"""

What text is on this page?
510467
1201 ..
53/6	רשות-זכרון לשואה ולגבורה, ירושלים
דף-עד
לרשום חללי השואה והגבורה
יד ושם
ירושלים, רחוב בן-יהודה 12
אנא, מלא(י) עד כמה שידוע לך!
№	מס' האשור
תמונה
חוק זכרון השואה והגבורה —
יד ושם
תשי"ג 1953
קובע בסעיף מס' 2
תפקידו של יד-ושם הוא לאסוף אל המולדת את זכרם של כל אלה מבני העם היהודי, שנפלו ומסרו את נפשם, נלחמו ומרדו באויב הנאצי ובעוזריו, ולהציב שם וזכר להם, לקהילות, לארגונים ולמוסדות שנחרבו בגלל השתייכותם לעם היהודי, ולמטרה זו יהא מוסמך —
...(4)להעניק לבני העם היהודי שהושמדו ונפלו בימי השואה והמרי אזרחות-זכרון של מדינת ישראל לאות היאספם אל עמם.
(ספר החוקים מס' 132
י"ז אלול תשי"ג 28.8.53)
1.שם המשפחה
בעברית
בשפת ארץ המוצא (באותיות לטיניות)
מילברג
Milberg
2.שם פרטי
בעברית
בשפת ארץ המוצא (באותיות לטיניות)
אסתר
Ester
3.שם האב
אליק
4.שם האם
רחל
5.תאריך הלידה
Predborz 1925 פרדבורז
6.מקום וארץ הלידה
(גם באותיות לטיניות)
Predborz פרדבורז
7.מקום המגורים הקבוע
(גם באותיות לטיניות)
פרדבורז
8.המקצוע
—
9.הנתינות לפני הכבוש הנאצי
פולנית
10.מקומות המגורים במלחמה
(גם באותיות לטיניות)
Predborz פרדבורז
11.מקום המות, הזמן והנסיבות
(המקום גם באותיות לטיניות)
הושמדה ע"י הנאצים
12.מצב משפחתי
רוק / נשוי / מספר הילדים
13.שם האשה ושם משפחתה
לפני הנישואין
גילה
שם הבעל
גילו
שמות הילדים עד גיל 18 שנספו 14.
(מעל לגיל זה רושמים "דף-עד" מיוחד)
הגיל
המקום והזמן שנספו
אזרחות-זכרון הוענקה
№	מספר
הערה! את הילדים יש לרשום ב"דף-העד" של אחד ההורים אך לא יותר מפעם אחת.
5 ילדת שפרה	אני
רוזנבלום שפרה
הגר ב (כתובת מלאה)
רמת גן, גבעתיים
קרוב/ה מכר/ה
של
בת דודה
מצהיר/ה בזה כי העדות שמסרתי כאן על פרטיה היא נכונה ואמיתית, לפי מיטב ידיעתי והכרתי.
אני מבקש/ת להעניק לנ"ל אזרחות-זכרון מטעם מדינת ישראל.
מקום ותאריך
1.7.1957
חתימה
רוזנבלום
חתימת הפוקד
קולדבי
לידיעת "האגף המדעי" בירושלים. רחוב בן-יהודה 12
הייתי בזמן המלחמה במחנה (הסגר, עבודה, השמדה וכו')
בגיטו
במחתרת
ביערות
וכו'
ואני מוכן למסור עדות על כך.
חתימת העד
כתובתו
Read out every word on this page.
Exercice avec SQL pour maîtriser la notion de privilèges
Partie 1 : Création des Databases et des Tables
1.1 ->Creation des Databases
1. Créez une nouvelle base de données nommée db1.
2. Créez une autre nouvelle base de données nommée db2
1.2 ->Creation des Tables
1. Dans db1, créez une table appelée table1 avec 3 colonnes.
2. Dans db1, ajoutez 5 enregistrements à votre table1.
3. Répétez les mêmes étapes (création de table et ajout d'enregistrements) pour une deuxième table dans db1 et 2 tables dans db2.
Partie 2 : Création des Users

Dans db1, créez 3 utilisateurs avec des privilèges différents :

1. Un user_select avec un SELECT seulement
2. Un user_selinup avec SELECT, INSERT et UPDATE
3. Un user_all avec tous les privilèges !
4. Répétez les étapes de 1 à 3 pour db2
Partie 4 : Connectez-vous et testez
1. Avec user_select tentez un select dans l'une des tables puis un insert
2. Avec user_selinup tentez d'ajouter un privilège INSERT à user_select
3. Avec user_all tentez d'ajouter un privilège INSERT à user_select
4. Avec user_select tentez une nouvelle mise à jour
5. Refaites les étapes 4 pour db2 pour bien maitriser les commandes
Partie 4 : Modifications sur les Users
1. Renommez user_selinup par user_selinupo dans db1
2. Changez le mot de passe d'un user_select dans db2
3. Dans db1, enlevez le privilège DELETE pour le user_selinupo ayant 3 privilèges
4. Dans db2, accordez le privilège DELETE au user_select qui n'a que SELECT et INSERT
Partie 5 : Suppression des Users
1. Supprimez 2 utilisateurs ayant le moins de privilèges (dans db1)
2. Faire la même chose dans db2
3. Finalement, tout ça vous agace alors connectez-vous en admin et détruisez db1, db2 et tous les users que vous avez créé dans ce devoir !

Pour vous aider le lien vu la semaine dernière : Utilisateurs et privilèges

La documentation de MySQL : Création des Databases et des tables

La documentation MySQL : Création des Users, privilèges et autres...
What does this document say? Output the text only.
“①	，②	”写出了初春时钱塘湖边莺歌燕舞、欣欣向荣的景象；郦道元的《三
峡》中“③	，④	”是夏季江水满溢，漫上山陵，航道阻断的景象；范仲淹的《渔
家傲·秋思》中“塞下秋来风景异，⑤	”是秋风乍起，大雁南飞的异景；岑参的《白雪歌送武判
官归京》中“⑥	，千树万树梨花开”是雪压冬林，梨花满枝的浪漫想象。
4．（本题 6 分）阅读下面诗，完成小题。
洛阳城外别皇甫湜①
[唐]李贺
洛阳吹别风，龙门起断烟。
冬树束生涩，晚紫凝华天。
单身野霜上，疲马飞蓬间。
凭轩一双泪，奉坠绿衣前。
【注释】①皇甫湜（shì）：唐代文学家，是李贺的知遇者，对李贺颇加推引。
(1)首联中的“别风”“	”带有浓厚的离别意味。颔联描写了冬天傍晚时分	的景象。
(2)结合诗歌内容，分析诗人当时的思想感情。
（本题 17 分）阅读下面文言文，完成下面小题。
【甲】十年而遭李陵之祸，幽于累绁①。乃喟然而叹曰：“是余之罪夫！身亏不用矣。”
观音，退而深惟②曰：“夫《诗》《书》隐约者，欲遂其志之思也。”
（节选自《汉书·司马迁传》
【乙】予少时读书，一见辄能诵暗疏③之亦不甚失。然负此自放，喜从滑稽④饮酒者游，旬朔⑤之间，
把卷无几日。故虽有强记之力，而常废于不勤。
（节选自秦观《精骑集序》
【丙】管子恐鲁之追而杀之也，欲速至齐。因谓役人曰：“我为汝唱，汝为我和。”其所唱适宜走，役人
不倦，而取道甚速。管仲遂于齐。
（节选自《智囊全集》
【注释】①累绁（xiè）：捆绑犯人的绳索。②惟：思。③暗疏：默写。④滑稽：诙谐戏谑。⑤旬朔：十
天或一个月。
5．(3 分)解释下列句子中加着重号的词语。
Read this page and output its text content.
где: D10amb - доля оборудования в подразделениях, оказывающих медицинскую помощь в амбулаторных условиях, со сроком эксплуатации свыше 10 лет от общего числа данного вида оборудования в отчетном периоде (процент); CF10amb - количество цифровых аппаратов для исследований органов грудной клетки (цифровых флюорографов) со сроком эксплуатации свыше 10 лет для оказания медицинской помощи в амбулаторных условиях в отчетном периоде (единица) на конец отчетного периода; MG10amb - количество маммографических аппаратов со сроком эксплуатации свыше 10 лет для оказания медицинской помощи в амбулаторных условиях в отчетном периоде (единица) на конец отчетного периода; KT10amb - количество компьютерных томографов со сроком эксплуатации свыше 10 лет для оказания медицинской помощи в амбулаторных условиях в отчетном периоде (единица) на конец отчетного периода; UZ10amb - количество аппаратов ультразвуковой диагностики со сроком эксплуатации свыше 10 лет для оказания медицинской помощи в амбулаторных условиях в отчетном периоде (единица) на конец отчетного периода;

"""

• _Brief_
Look through the entries above and report the number of lines that contain "ayant". Write only the number.

• _Task answer_
2